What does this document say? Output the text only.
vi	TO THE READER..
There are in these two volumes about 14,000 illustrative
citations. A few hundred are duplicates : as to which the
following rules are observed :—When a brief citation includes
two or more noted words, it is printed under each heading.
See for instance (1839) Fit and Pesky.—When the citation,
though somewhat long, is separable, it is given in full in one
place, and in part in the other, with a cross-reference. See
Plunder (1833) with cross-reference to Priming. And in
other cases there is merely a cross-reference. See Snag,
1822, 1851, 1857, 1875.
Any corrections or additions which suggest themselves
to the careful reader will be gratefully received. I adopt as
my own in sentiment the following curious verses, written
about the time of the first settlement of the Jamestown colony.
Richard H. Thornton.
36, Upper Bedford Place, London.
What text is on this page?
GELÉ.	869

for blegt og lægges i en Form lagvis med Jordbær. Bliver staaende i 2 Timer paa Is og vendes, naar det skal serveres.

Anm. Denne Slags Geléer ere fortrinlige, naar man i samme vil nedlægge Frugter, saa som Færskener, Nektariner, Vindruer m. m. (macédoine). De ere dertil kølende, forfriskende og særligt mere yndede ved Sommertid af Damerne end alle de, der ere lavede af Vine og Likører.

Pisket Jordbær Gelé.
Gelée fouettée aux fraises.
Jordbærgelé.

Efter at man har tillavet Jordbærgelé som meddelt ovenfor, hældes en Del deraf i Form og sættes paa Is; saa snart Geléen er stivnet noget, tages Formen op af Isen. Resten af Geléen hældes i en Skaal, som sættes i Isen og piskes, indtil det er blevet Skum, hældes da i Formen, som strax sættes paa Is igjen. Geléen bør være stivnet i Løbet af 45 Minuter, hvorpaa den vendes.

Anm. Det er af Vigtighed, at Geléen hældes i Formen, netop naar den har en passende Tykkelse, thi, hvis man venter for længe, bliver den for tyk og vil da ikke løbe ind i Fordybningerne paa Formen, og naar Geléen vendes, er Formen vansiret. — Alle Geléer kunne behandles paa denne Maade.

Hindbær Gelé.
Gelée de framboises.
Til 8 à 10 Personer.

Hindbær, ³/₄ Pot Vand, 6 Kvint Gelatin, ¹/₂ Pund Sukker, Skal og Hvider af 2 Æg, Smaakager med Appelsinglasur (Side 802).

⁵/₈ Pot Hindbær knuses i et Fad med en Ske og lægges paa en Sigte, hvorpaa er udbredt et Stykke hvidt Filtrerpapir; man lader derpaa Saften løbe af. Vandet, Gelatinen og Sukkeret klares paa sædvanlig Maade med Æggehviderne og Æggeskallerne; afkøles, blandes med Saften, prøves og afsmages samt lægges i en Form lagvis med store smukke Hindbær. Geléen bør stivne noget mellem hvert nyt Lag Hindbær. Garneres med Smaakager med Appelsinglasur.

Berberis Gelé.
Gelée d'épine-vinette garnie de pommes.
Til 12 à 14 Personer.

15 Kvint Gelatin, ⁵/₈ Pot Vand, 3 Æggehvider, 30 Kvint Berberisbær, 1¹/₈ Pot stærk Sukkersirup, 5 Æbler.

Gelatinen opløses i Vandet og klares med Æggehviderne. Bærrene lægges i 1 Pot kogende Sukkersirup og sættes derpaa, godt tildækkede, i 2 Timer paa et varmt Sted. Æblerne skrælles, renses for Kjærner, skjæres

-*-*-

Problem description.
Extract all the entries word for word.

Correct result.
What does this document say? Output the text only.
vi	TO THE READER..
There are in these two volumes about 14,000 illustrative
citations. A few hundred are duplicates : as to which the
following rules are observed :—When a brief citation includes
two or more noted words, it is printed under each heading.
See for instance (1839) Fit and Pesky.—When the citation,
though somewhat long, is separable, it is given in full in one
place, and in part in the other, with a cross-reference. See
Plunder (1833) with cross-reference to Priming. And in
other cases there is merely a cross-reference. See Snag,
1822, 1851, 1857, 1875.
Any corrections or additions which suggest themselves
to the careful reader will be gratefully received. I adopt as
my own in sentiment the following curious verses, written
about the time of the first settlement of the Jamestown colony.
Richard H. Thornton.
36, Upper Bedford Place, London.
What text is on this page?
GELÉ.	869

for blegt og lægges i en Form lagvis med Jordbær. Bliver staaende i 2 Timer paa Is og vendes, naar det skal serveres.

Anm. Denne Slags Geléer ere fortrinlige, naar man i samme vil nedlægge Frugter, saa som Færskener, Nektariner, Vindruer m. m. (macédoine). De ere dertil kølende, forfriskende og særligt mere yndede ved Sommertid af Damerne end alle de, der ere lavede af Vine og Likører.

Pisket Jordbær Gelé.
Gelée fouettée aux fraises.
Jordbærgelé.

Efter at man har tillavet Jordbærgelé som meddelt ovenfor, hældes en Del deraf i Form og sættes paa Is; saa snart Geléen er stivnet noget, tages Formen op af Isen. Resten af Geléen hældes i en Skaal, som sættes i Isen og piskes, indtil det er blevet Skum, hældes da i Formen, som strax sættes paa Is igjen. Geléen bør være stivnet i Løbet af 45 Minuter, hvorpaa den vendes.

Anm. Det er af Vigtighed, at Geléen hældes i Formen, netop naar den har en passende Tykkelse, thi, hvis man venter for længe, bliver den for tyk og vil da ikke løbe ind i Fordybningerne paa Formen, og naar Geléen vendes, er Formen vansiret. — Alle Geléer kunne behandles paa denne Maade.

Hindbær Gelé.
Gelée de framboises.
Til 8 à 10 Personer.

Hindbær, ³/₄ Pot Vand, 6 Kvint Gelatin, ¹/₂ Pund Sukker, Skal og Hvider af 2 Æg, Smaakager med Appelsinglasur (Side 802).

⁵/₈ Pot Hindbær knuses i et Fad med en Ske og lægges paa en Sigte, hvorpaa er udbredt et Stykke hvidt Filtrerpapir; man lader derpaa Saften løbe af. Vandet, Gelatinen og Sukkeret klares paa sædvanlig Maade med Æggehviderne og Æggeskallerne; afkøles, blandes med Saften, prøves og afsmages samt lægges i en Form lagvis med store smukke Hindbær. Geléen bør stivne noget mellem hvert nyt Lag Hindbær. Garneres med Smaakager med Appelsinglasur.

Berberis Gelé.
Gelée d'épine-vinette garnie de pommes.
Til 12 à 14 Personer.

15 Kvint Gelatin, ⁵/₈ Pot Vand, 3 Æggehvider, 30 Kvint Berberisbær, 1¹/₈ Pot stærk Sukkersirup, 5 Æbler.

Gelatinen opløses i Vandet og klares med Æggehviderne. Bærrene lægges i 1 Pot kogende Sukkersirup og sættes derpaa, godt tildækkede, i 2 Timer paa et varmt Sted. Æblerne skrælles, renses for Kjærner, skjæres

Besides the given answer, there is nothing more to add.